■ Exercise
Everything in the listing should be restated word for word.
━━━ Entries provided
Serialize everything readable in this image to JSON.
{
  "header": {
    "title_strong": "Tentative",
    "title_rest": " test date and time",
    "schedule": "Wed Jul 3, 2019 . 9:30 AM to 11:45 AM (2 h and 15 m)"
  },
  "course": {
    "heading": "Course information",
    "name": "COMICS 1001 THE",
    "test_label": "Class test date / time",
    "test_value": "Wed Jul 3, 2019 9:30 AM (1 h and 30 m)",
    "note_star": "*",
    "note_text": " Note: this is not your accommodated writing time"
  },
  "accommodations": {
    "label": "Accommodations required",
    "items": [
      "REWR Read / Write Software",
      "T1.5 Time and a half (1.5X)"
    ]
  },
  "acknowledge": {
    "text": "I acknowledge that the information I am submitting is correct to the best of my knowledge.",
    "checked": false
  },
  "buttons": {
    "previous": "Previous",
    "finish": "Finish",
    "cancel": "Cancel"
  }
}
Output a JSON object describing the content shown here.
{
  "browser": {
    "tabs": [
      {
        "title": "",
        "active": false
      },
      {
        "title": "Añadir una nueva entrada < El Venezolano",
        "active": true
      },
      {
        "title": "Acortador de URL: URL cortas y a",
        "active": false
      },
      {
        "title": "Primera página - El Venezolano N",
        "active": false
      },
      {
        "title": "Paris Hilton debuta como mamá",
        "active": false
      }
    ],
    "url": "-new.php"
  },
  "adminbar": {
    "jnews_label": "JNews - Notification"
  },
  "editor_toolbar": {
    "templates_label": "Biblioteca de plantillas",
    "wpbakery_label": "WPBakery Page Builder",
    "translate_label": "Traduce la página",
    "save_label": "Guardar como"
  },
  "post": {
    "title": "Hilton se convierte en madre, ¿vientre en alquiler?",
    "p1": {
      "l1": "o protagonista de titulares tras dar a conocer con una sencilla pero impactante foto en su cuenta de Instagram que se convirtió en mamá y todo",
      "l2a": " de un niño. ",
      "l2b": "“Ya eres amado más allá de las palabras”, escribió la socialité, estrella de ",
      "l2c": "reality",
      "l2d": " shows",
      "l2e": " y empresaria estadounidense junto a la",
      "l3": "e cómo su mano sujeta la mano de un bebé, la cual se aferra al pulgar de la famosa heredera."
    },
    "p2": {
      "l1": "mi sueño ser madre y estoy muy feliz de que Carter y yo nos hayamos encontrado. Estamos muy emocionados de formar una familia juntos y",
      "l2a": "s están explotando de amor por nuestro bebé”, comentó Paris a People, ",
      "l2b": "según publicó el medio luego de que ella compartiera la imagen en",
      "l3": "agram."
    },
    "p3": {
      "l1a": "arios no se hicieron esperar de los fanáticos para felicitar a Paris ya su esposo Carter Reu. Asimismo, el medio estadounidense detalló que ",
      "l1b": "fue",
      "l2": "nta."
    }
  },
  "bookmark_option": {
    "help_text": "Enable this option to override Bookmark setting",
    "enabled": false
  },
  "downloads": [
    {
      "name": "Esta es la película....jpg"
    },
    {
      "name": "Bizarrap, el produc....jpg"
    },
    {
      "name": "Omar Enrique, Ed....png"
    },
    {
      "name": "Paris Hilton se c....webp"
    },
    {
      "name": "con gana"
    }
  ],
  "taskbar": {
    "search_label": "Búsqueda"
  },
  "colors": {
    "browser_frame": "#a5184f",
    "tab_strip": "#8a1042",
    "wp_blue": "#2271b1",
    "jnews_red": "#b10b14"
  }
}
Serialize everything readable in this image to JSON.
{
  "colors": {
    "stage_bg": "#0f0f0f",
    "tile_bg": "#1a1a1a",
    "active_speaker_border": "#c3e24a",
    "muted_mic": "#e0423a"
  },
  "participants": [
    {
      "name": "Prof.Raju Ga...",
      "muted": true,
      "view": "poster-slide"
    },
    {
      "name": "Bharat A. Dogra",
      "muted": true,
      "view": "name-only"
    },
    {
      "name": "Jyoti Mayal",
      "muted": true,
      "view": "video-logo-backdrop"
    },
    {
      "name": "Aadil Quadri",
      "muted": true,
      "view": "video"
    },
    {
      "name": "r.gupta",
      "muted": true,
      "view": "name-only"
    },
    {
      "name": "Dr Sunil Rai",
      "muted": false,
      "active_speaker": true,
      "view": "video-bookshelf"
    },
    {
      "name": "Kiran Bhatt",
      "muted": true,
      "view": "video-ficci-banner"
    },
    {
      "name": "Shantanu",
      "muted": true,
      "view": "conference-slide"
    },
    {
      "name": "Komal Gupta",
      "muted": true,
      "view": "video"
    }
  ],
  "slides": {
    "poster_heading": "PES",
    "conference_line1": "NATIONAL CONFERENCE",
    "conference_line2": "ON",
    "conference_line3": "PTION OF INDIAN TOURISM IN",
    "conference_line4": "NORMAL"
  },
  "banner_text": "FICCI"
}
━━━━━━
■ Written reply
Serialize everything readable in this image to JSON.
{
  "header": {
    "title_strong": "Tentative",
    "title_rest": " test date and time",
    "schedule": "Wed Jul 3, 2019 . 9:30 AM to 11:45 AM (2 h and 15 m)"
  },
  "course": {
    "heading": "Course information",
    "name": "COMICS 1001 THE",
    "test_label": "Class test date / time",
    "test_value": "Wed Jul 3, 2019 9:30 AM (1 h and 30 m)",
    "note_star": "*",
    "note_text": " Note: this is not your accommodated writing time"
  },
  "accommodations": {
    "label": "Accommodations required",
    "items": [
      "REWR Read / Write Software",
      "T1.5 Time and a half (1.5X)"
    ]
  },
  "acknowledge": {
    "text": "I acknowledge that the information I am submitting is correct to the best of my knowledge.",
    "checked": false
  },
  "buttons": {
    "previous": "Previous",
    "finish": "Finish",
    "cancel": "Cancel"
  }
}
Output a JSON object describing the content shown here.
{
  "browser": {
    "tabs": [
      {
        "title": "",
        "active": false
      },
      {
        "title": "Añadir una nueva entrada < El Venezolano",
        "active": true
      },
      {
        "title": "Acortador de URL: URL cortas y a",
        "active": false
      },
      {
        "title": "Primera página - El Venezolano N",
        "active": false
      },
      {
        "title": "Paris Hilton debuta como mamá",
        "active": false
      }
    ],
    "url": "-new.php"
  },
  "adminbar": {
    "jnews_label": "JNews - Notification"
  },
  "editor_toolbar": {
    "templates_label": "Biblioteca de plantillas",
    "wpbakery_label": "WPBakery Page Builder",
    "translate_label": "Traduce la página",
    "save_label": "Guardar como"
  },
  "post": {
    "title": "Hilton se convierte en madre, ¿vientre en alquiler?",
    "p1": {
      "l1": "o protagonista de titulares tras dar a conocer con una sencilla pero impactante foto en su cuenta de Instagram que se convirtió en mamá y todo",
      "l2a": " de un niño. ",
      "l2b": "“Ya eres amado más allá de las palabras”, escribió la socialité, estrella de ",
      "l2c": "reality",
      "l2d": " shows",
      "l2e": " y empresaria estadounidense junto a la",
      "l3": "e cómo su mano sujeta la mano de un bebé, la cual se aferra al pulgar de la famosa heredera."
    },
    "p2": {
      "l1": "mi sueño ser madre y estoy muy feliz de que Carter y yo nos hayamos encontrado. Estamos muy emocionados de formar una familia juntos y",
      "l2a": "s están explotando de amor por nuestro bebé”, comentó Paris a People, ",
      "l2b": "según publicó el medio luego de que ella compartiera la imagen en",
      "l3": "agram."
    },
    "p3": {
      "l1a": "arios no se hicieron esperar de los fanáticos para felicitar a Paris ya su esposo Carter Reu. Asimismo, el medio estadounidense detalló que ",
      "l1b": "fue",
      "l2": "nta."
    }
  },
  "bookmark_option": {
    "help_text": "Enable this option to override Bookmark setting",
    "enabled": false
  },
  "downloads": [
    {
      "name": "Esta es la película....jpg"
    },
    {
      "name": "Bizarrap, el produc....jpg"
    },
    {
      "name": "Omar Enrique, Ed....png"
    },
    {
      "name": "Paris Hilton se c....webp"
    },
    {
      "name": "con gana"
    }
  ],
  "taskbar": {
    "search_label": "Búsqueda"
  },
  "colors": {
    "browser_frame": "#a5184f",
    "tab_strip": "#8a1042",
    "wp_blue": "#2271b1",
    "jnews_red": "#b10b14"
  }
}
Serialize everything readable in this image to JSON.
{
  "colors": {
    "stage_bg": "#0f0f0f",
    "tile_bg": "#1a1a1a",
    "active_speaker_border": "#c3e24a",
    "muted_mic": "#e0423a"
  },
  "participants": [
    {
      "name": "Prof.Raju Ga...",
      "muted": true,
      "view": "poster-slide"
    },
    {
      "name": "Bharat A. Dogra",
      "muted": true,
      "view": "name-only"
    },
    {
      "name": "Jyoti Mayal",
      "muted": true,
      "view": "video-logo-backdrop"
    },
    {
      "name": "Aadil Quadri",
      "muted": true,
      "view": "video"
    },
    {
      "name": "r.gupta",
      "muted": true,
      "view": "name-only"
    },
    {
      "name": "Dr Sunil Rai",
      "muted": false,
      "active_speaker": true,
      "view": "video-bookshelf"
    },
    {
      "name": "Kiran Bhatt",
      "muted": true,
      "view": "video-ficci-banner"
    },
    {
      "name": "Shantanu",
      "muted": true,
      "view": "conference-slide"
    },
    {
      "name": "Komal Gupta",
      "muted": true,
      "view": "video"
    }
  ],
  "slides": {
    "poster_heading": "PES",
    "conference_line1": "NATIONAL CONFERENCE",
    "conference_line2": "ON",
    "conference_line3": "PTION OF INDIAN TOURISM IN",
    "conference_line4": "NORMAL"
  },
  "banner_text": "FICCI"
}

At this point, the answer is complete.